Stored data entries:
___

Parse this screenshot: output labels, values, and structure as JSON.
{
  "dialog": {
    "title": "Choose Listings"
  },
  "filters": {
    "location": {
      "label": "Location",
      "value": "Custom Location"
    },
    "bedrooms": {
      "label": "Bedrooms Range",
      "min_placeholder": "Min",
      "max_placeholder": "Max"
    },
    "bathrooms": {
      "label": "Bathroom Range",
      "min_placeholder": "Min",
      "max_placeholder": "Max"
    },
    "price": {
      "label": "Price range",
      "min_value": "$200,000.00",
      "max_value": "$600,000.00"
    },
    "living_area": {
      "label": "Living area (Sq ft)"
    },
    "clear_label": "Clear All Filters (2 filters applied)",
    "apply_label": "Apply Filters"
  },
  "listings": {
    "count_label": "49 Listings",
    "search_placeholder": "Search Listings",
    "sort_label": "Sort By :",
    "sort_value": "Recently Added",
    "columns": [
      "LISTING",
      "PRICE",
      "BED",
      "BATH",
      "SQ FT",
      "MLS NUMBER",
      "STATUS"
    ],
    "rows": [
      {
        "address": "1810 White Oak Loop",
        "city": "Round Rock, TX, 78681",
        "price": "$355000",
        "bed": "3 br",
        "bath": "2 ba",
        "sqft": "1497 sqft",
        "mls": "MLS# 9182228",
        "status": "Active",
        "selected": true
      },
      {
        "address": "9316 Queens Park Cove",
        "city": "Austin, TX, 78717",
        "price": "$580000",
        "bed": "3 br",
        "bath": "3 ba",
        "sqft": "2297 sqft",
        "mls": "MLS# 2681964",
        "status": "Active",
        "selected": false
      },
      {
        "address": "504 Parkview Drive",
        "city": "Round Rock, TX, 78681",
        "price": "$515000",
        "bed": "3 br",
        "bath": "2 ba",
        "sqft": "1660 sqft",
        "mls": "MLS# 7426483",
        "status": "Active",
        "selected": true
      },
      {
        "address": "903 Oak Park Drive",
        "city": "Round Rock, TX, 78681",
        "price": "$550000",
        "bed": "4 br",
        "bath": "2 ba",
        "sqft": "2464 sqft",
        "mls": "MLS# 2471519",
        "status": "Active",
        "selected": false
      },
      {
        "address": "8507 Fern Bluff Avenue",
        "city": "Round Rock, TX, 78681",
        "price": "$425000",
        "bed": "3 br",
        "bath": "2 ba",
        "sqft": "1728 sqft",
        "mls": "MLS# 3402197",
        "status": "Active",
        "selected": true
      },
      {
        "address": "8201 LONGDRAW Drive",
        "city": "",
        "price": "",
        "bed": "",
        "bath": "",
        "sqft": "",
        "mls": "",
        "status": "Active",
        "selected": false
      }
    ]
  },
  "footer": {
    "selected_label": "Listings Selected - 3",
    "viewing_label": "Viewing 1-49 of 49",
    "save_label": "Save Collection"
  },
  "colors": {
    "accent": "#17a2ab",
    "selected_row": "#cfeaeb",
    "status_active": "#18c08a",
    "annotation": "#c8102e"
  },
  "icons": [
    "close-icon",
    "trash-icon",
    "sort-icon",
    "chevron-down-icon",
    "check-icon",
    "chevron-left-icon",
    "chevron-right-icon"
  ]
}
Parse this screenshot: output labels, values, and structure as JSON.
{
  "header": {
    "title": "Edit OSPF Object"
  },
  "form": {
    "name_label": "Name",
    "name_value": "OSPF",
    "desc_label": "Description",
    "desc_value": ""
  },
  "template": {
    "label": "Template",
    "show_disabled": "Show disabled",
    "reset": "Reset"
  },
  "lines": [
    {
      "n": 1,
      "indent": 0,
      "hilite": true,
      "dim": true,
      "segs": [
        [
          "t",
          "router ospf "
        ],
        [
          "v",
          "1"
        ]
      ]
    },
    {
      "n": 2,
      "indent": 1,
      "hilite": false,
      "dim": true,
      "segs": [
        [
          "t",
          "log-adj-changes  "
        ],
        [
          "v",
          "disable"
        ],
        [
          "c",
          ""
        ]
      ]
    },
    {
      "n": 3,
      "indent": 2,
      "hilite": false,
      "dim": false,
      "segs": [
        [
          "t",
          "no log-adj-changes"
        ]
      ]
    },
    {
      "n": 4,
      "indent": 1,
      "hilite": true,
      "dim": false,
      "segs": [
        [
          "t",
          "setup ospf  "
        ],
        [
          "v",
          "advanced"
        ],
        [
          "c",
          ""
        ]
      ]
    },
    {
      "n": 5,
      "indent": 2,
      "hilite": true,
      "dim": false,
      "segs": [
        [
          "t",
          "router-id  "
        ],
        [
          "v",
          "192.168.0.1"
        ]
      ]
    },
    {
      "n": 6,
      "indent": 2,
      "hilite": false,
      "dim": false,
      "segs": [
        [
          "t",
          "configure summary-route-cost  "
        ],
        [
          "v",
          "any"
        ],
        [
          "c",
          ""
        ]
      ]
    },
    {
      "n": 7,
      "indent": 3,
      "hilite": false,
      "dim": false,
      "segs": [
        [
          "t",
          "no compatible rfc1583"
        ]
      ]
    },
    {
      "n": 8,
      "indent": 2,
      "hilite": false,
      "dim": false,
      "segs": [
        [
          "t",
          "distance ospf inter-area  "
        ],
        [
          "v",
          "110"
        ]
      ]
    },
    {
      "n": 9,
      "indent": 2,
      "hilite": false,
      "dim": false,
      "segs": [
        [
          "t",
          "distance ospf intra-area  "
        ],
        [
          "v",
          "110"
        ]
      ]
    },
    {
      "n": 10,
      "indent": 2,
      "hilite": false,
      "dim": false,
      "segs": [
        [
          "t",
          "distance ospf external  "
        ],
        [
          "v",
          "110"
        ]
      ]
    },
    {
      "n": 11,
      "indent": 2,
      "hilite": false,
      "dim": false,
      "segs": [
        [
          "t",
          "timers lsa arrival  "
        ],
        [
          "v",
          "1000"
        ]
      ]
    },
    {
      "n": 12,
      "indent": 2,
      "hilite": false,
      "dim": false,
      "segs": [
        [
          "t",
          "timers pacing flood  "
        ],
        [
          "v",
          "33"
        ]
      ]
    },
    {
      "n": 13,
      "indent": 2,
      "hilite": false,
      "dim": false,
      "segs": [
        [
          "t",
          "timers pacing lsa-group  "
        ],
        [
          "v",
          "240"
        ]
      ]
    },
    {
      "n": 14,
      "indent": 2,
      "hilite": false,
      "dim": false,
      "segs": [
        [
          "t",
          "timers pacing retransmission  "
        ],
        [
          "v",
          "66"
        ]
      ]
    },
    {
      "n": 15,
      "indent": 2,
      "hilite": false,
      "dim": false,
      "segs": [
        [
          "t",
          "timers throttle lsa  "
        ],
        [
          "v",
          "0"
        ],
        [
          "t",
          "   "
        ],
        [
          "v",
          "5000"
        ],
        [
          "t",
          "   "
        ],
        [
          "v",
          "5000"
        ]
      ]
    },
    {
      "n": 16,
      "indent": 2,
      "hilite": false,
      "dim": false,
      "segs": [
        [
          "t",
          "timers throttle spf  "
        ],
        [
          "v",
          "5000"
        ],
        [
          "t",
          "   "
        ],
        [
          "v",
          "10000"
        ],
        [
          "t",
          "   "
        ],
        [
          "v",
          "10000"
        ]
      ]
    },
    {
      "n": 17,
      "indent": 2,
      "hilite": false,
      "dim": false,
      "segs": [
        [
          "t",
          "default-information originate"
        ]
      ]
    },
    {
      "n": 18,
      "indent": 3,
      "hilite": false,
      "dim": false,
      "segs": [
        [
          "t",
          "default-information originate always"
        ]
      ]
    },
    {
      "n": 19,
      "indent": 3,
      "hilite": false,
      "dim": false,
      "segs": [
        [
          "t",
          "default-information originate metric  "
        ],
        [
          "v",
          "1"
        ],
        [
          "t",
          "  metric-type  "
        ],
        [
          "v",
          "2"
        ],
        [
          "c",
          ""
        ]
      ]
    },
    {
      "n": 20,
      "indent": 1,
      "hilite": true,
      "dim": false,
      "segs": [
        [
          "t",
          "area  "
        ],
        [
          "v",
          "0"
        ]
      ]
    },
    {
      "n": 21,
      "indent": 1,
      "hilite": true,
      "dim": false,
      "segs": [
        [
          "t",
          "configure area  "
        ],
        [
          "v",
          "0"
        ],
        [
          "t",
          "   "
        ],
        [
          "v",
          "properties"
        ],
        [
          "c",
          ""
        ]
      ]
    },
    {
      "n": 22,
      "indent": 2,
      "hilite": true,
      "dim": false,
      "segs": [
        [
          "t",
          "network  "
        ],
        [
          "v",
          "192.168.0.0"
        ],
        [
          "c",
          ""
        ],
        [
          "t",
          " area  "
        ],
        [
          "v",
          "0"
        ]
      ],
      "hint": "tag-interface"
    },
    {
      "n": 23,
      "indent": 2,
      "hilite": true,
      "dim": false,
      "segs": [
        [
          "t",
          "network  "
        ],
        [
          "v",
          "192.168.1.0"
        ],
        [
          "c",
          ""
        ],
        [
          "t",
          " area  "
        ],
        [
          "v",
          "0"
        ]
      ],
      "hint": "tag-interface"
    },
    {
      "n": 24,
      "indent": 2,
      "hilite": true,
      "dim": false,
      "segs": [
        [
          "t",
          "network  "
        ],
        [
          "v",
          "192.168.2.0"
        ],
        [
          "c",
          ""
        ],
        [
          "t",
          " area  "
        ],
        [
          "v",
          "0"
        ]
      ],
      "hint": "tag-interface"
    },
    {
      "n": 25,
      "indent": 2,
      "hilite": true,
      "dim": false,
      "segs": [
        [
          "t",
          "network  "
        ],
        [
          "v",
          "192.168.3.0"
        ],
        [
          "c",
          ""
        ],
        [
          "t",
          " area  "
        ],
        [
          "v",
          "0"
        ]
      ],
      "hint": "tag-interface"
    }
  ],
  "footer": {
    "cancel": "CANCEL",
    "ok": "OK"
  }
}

___

--- DIRECTIONS FOR THIS TASK ---
Pick out the lines above that hold the string "pacing" and show them.

--- TASK RESPONSE ---
          "timers pacing flood  "
          "timers pacing lsa-group  "
          "timers pacing retransmission  "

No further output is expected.